[Extracted data entries]
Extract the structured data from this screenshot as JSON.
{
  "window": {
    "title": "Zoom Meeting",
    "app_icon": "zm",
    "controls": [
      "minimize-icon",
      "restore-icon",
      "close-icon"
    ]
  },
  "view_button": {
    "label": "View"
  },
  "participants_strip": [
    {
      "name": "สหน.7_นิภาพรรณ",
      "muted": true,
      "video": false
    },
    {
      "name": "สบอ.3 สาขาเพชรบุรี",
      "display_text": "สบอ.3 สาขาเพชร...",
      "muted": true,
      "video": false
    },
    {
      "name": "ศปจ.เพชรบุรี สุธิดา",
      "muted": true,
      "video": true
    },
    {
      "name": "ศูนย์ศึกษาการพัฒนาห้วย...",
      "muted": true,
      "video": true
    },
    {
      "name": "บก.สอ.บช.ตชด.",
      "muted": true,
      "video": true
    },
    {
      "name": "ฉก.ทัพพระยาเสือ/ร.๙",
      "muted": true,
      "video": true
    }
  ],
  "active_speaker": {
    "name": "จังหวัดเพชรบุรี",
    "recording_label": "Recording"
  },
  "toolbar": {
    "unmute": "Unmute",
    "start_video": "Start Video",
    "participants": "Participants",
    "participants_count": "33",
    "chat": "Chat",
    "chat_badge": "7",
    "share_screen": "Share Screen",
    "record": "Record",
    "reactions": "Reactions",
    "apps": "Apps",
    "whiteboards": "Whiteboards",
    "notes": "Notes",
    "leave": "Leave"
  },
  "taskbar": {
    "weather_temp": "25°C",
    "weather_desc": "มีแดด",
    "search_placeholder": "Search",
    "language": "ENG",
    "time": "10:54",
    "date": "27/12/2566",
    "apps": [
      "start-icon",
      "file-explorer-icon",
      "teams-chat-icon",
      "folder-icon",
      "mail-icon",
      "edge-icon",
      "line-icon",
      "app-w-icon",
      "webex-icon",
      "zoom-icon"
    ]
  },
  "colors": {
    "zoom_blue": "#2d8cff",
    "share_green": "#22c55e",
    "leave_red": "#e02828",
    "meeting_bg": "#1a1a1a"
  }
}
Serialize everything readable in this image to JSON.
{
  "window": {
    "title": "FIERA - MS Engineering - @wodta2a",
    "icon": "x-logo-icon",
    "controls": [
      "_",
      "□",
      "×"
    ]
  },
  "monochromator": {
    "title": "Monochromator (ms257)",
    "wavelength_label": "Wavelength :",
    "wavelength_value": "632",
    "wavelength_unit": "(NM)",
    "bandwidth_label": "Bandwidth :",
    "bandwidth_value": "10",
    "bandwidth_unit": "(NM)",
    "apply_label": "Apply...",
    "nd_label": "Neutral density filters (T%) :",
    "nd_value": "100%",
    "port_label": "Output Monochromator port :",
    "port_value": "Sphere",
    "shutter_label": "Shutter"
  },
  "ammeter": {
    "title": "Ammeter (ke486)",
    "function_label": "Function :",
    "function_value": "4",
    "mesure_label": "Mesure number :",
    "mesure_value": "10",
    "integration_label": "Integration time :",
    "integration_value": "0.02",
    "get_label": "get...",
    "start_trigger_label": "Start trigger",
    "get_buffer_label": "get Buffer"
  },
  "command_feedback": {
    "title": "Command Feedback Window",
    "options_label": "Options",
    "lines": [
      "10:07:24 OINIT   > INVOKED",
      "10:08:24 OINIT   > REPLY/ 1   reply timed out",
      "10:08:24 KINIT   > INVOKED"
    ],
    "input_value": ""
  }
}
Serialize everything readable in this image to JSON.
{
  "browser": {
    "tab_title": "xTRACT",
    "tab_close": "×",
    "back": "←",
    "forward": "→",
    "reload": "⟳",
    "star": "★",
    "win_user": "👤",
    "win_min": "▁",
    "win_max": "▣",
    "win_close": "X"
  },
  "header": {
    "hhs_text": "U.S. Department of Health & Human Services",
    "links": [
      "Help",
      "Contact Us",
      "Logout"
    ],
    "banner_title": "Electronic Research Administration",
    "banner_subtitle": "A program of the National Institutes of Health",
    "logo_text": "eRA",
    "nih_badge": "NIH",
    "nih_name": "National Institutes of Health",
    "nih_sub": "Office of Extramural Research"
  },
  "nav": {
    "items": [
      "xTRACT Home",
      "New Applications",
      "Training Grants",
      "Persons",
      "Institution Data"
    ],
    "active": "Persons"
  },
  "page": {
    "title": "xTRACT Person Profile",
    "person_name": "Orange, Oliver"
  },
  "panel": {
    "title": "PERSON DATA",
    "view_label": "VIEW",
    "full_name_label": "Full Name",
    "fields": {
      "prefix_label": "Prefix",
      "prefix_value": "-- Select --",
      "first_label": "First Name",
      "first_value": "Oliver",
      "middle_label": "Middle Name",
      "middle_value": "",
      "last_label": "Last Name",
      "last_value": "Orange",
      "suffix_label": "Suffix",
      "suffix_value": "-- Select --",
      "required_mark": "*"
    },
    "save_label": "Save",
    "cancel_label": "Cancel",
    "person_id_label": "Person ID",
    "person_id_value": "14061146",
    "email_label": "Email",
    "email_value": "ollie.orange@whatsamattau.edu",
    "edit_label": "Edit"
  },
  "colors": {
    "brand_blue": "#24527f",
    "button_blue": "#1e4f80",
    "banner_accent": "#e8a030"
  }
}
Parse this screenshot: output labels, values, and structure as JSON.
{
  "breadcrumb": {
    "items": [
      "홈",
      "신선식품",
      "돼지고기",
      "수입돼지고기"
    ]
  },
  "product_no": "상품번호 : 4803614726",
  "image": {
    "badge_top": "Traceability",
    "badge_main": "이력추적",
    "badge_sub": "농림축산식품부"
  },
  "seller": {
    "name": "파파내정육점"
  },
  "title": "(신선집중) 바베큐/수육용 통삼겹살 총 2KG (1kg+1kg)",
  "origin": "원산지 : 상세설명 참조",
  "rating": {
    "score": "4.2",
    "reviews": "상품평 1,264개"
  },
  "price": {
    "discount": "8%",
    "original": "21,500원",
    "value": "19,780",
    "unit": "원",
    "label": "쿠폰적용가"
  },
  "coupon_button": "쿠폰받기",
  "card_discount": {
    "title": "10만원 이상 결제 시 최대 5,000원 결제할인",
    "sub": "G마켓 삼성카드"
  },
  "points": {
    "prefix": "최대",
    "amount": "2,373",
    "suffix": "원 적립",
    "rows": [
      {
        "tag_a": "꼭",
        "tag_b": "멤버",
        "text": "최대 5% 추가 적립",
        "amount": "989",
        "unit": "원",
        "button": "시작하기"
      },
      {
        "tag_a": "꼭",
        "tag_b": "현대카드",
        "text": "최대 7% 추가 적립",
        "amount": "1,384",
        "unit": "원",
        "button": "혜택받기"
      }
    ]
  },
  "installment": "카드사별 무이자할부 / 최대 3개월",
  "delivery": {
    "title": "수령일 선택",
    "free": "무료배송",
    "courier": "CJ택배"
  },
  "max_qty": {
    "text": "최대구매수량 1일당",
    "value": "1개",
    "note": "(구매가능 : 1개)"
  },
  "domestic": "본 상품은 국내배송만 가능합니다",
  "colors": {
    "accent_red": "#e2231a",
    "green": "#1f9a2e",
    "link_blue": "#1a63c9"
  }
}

▶ EXERCISE AIM
Write the data back out verbatim.

▶ OUTPUT OF THE TASK
Extract the structured data from this screenshot as JSON.
{
  "window": {
    "title": "Zoom Meeting",
    "app_icon": "zm",
    "controls": [
      "minimize-icon",
      "restore-icon",
      "close-icon"
    ]
  },
  "view_button": {
    "label": "View"
  },
  "participants_strip": [
    {
      "name": "สหน.7_นิภาพรรณ",
      "muted": true,
      "video": false
    },
    {
      "name": "สบอ.3 สาขาเพชรบุรี",
      "display_text": "สบอ.3 สาขาเพชร...",
      "muted": true,
      "video": false
    },
    {
      "name": "ศปจ.เพชรบุรี สุธิดา",
      "muted": true,
      "video": true
    },
    {
      "name": "ศูนย์ศึกษาการพัฒนาห้วย...",
      "muted": true,
      "video": true
    },
    {
      "name": "บก.สอ.บช.ตชด.",
      "muted": true,
      "video": true
    },
    {
      "name": "ฉก.ทัพพระยาเสือ/ร.๙",
      "muted": true,
      "video": true
    }
  ],
  "active_speaker": {
    "name": "จังหวัดเพชรบุรี",
    "recording_label": "Recording"
  },
  "toolbar": {
    "unmute": "Unmute",
    "start_video": "Start Video",
    "participants": "Participants",
    "participants_count": "33",
    "chat": "Chat",
    "chat_badge": "7",
    "share_screen": "Share Screen",
    "record": "Record",
    "reactions": "Reactions",
    "apps": "Apps",
    "whiteboards": "Whiteboards",
    "notes": "Notes",
    "leave": "Leave"
  },
  "taskbar": {
    "weather_temp": "25°C",
    "weather_desc": "มีแดด",
    "search_placeholder": "Search",
    "language": "ENG",
    "time": "10:54",
    "date": "27/12/2566",
    "apps": [
      "start-icon",
      "file-explorer-icon",
      "teams-chat-icon",
      "folder-icon",
      "mail-icon",
      "edge-icon",
      "line-icon",
      "app-w-icon",
      "webex-icon",
      "zoom-icon"
    ]
  },
  "colors": {
    "zoom_blue": "#2d8cff",
    "share_green": "#22c55e",
    "leave_red": "#e02828",
    "meeting_bg": "#1a1a1a"
  }
}
Serialize everything readable in this image to JSON.
{
  "window": {
    "title": "FIERA - MS Engineering - @wodta2a",
    "icon": "x-logo-icon",
    "controls": [
      "_",
      "□",
      "×"
    ]
  },
  "monochromator": {
    "title": "Monochromator (ms257)",
    "wavelength_label": "Wavelength :",
    "wavelength_value": "632",
    "wavelength_unit": "(NM)",
    "bandwidth_label": "Bandwidth :",
    "bandwidth_value": "10",
    "bandwidth_unit": "(NM)",
    "apply_label": "Apply...",
    "nd_label": "Neutral density filters (T%) :",
    "nd_value": "100%",
    "port_label": "Output Monochromator port :",
    "port_value": "Sphere",
    "shutter_label": "Shutter"
  },
  "ammeter": {
    "title": "Ammeter (ke486)",
    "function_label": "Function :",
    "function_value": "4",
    "mesure_label": "Mesure number :",
    "mesure_value": "10",
    "integration_label": "Integration time :",
    "integration_value": "0.02",
    "get_label": "get...",
    "start_trigger_label": "Start trigger",
    "get_buffer_label": "get Buffer"
  },
  "command_feedback": {
    "title": "Command Feedback Window",
    "options_label": "Options",
    "lines": [
      "10:07:24 OINIT   > INVOKED",
      "10:08:24 OINIT   > REPLY/ 1   reply timed out",
      "10:08:24 KINIT   > INVOKED"
    ],
    "input_value": ""
  }
}
Serialize everything readable in this image to JSON.
{
  "browser": {
    "tab_title": "xTRACT",
    "tab_close": "×",
    "back": "←",
    "forward": "→",
    "reload": "⟳",
    "star": "★",
    "win_user": "👤",
    "win_min": "▁",
    "win_max": "▣",
    "win_close": "X"
  },
  "header": {
    "hhs_text": "U.S. Department of Health & Human Services",
    "links": [
      "Help",
      "Contact Us",
      "Logout"
    ],
    "banner_title": "Electronic Research Administration",
    "banner_subtitle": "A program of the National Institutes of Health",
    "logo_text": "eRA",
    "nih_badge": "NIH",
    "nih_name": "National Institutes of Health",
    "nih_sub": "Office of Extramural Research"
  },
  "nav": {
    "items": [
      "xTRACT Home",
      "New Applications",
      "Training Grants",
      "Persons",
      "Institution Data"
    ],
    "active": "Persons"
  },
  "page": {
    "title": "xTRACT Person Profile",
    "person_name": "Orange, Oliver"
  },
  "panel": {
    "title": "PERSON DATA",
    "view_label": "VIEW",
    "full_name_label": "Full Name",
    "fields": {
      "prefix_label": "Prefix",
      "prefix_value": "-- Select --",
      "first_label": "First Name",
      "first_value": "Oliver",
      "middle_label": "Middle Name",
      "middle_value": "",
      "last_label": "Last Name",
      "last_value": "Orange",
      "suffix_label": "Suffix",
      "suffix_value": "-- Select --",
      "required_mark": "*"
    },
    "save_label": "Save",
    "cancel_label": "Cancel",
    "person_id_label": "Person ID",
    "person_id_value": "14061146",
    "email_label": "Email",
    "email_value": "ollie.orange@whatsamattau.edu",
    "edit_label": "Edit"
  },
  "colors": {
    "brand_blue": "#24527f",
    "button_blue": "#1e4f80",
    "banner_accent": "#e8a030"
  }
}
Parse this screenshot: output labels, values, and structure as JSON.
{
  "breadcrumb": {
    "items": [
      "홈",
      "신선식품",
      "돼지고기",
      "수입돼지고기"
    ]
  },
  "product_no": "상품번호 : 4803614726",
  "image": {
    "badge_top": "Traceability",
    "badge_main": "이력추적",
    "badge_sub": "농림축산식품부"
  },
  "seller": {
    "name": "파파내정육점"
  },
  "title": "(신선집중) 바베큐/수육용 통삼겹살 총 2KG (1kg+1kg)",
  "origin": "원산지 : 상세설명 참조",
  "rating": {
    "score": "4.2",
    "reviews": "상품평 1,264개"
  },
  "price": {
    "discount": "8%",
    "original": "21,500원",
    "value": "19,780",
    "unit": "원",
    "label": "쿠폰적용가"
  },
  "coupon_button": "쿠폰받기",
  "card_discount": {
    "title": "10만원 이상 결제 시 최대 5,000원 결제할인",
    "sub": "G마켓 삼성카드"
  },
  "points": {
    "prefix": "최대",
    "amount": "2,373",
    "suffix": "원 적립",
    "rows": [
      {
        "tag_a": "꼭",
        "tag_b": "멤버",
        "text": "최대 5% 추가 적립",
        "amount": "989",
        "unit": "원",
        "button": "시작하기"
      },
      {
        "tag_a": "꼭",
        "tag_b": "현대카드",
        "text": "최대 7% 추가 적립",
        "amount": "1,384",
        "unit": "원",
        "button": "혜택받기"
      }
    ]
  },
  "installment": "카드사별 무이자할부 / 최대 3개월",
  "delivery": {
    "title": "수령일 선택",
    "free": "무료배송",
    "courier": "CJ택배"
  },
  "max_qty": {
    "text": "최대구매수량 1일당",
    "value": "1개",
    "note": "(구매가능 : 1개)"
  },
  "domestic": "본 상품은 국내배송만 가능합니다",
  "colors": {
    "accent_red": "#e2231a",
    "green": "#1f9a2e",
    "link_blue": "#1a63c9"
  }
}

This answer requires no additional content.